GIVEN INSTRUCTION
Say how many lines contain the string "桂发改收费规". Give no other output.

SOURCE DATA
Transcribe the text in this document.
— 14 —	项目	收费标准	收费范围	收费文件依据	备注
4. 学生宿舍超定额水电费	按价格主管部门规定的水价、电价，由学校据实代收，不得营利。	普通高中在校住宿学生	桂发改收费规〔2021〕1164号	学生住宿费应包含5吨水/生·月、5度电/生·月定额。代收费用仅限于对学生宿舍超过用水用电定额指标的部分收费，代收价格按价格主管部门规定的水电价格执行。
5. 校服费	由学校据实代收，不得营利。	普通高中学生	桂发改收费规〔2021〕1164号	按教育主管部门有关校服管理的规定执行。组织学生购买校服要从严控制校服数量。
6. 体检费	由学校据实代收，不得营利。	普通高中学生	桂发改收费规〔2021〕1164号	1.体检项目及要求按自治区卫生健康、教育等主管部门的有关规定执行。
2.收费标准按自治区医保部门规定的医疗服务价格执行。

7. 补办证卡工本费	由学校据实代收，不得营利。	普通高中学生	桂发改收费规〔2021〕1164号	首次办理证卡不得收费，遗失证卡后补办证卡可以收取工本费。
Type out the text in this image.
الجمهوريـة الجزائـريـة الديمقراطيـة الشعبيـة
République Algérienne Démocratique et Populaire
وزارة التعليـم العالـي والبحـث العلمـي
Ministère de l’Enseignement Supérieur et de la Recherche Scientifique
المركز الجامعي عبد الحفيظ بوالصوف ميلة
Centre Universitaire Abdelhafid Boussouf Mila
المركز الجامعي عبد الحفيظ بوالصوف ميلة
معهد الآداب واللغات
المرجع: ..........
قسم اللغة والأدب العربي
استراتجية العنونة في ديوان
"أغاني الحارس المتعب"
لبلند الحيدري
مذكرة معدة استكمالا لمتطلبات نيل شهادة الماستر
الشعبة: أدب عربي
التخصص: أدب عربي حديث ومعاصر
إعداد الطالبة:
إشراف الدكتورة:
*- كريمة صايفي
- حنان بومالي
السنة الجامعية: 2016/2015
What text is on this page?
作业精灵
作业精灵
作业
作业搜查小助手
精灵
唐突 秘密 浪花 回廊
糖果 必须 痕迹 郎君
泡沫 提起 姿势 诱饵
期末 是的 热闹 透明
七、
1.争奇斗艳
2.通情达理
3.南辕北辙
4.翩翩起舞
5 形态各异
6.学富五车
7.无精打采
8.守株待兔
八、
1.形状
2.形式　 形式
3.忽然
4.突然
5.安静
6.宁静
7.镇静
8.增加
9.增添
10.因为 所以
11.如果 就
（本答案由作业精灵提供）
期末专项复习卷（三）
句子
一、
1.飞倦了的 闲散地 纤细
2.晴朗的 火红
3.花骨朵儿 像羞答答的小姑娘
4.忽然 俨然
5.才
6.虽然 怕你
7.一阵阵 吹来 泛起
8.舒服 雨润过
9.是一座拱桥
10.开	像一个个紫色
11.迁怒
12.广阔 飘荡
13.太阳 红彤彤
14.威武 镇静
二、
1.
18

FINAL RESULT
4